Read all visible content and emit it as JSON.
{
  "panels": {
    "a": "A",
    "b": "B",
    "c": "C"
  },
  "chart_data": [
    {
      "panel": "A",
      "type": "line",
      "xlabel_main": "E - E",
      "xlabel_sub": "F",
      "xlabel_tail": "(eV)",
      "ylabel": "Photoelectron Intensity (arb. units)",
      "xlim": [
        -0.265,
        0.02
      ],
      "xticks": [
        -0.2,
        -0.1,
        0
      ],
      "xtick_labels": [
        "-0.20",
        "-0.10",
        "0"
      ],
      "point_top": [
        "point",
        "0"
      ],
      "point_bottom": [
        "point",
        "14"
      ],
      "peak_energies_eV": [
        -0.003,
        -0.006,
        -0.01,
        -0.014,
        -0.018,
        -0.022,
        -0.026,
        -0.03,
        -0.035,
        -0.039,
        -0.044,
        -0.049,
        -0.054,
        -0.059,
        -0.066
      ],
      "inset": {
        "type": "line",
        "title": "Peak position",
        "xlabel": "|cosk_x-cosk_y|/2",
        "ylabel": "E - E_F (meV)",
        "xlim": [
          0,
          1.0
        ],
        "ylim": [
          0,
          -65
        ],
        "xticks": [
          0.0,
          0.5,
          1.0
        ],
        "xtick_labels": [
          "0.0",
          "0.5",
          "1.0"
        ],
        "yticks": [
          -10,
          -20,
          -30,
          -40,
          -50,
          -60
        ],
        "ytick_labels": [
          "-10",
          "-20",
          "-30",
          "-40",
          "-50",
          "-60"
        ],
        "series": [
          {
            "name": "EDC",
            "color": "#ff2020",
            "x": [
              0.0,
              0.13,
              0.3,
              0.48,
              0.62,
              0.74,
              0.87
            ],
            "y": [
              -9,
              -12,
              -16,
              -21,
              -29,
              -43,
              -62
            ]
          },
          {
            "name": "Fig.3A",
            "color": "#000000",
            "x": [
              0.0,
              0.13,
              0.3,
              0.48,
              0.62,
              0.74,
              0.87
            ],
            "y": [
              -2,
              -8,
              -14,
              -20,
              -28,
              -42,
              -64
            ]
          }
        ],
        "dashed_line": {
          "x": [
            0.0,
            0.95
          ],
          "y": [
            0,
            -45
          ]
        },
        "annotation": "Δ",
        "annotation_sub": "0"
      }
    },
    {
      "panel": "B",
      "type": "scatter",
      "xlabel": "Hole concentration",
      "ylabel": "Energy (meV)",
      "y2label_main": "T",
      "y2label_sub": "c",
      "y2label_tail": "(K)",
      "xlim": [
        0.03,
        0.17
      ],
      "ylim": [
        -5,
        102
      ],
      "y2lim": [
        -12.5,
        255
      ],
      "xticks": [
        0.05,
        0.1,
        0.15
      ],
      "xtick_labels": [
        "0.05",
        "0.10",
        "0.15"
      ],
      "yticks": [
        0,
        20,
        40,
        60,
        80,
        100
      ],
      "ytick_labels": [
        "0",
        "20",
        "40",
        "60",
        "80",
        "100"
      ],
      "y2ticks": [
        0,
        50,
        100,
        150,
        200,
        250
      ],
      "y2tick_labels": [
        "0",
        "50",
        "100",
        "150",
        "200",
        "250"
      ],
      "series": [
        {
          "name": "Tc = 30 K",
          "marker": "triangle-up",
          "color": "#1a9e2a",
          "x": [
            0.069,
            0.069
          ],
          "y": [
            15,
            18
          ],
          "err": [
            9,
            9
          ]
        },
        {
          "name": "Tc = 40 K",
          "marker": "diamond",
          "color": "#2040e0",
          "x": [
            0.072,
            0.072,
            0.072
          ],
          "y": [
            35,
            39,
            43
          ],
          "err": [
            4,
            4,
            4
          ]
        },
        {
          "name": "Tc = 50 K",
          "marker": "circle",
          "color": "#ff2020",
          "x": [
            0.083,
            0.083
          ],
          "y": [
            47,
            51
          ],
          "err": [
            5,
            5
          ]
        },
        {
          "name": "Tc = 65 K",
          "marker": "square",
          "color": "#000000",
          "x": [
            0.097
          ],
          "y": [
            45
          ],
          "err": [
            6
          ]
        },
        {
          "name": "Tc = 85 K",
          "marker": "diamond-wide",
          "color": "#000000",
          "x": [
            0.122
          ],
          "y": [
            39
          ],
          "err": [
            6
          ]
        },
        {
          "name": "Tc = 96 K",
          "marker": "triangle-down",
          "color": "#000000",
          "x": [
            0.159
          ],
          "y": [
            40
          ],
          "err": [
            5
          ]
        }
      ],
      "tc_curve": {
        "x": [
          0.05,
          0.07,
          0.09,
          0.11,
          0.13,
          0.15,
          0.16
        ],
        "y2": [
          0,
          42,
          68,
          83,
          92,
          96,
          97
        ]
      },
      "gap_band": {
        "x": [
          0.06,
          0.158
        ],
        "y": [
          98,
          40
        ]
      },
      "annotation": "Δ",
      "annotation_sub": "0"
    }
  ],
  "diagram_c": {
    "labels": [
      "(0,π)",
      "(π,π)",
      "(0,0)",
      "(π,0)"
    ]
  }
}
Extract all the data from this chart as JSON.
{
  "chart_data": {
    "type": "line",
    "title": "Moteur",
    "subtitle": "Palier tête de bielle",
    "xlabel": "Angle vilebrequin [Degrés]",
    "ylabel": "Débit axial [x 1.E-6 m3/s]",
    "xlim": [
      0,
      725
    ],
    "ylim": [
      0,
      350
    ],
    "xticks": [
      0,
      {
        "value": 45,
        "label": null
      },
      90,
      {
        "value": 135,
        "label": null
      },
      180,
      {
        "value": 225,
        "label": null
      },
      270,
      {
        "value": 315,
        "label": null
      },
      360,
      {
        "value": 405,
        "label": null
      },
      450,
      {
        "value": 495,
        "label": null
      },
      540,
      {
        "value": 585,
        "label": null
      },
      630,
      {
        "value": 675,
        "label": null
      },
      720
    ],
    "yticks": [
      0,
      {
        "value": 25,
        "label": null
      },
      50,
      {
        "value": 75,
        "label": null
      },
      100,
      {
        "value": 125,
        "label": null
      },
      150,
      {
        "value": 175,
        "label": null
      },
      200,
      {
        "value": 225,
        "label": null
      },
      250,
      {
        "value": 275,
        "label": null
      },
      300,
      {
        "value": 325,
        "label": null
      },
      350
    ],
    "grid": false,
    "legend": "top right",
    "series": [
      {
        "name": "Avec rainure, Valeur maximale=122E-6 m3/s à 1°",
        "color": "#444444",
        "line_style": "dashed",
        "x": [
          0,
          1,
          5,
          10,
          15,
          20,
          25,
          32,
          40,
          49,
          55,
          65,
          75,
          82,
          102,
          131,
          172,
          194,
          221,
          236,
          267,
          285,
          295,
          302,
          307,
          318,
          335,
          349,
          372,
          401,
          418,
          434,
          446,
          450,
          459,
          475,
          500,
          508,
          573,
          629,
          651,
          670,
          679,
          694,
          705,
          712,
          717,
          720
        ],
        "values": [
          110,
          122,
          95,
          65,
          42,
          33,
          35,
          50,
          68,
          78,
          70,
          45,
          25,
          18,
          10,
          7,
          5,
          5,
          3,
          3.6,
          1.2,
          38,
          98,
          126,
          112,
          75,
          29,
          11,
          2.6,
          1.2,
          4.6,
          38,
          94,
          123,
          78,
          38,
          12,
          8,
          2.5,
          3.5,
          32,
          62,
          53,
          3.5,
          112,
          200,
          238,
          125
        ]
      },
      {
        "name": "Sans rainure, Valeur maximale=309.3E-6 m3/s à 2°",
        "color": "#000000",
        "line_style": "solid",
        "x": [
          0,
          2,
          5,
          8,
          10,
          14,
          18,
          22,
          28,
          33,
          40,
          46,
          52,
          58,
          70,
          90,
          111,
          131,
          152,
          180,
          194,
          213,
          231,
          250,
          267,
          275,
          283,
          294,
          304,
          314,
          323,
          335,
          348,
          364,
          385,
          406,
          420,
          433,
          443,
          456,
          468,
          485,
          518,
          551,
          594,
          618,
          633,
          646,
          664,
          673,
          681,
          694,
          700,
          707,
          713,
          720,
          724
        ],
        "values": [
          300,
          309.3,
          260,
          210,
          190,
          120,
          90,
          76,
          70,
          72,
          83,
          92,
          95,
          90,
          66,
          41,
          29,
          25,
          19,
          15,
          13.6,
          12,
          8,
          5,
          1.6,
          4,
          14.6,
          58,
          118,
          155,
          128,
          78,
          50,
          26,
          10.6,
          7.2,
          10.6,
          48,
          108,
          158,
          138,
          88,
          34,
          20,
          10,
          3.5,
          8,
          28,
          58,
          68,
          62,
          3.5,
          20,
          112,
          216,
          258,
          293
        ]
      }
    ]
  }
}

● ● ●

Objective: Track down the lines that include the word "triangle" and copy them.

Worked solution:
          "marker": "triangle-up",
          "marker": "triangle-down",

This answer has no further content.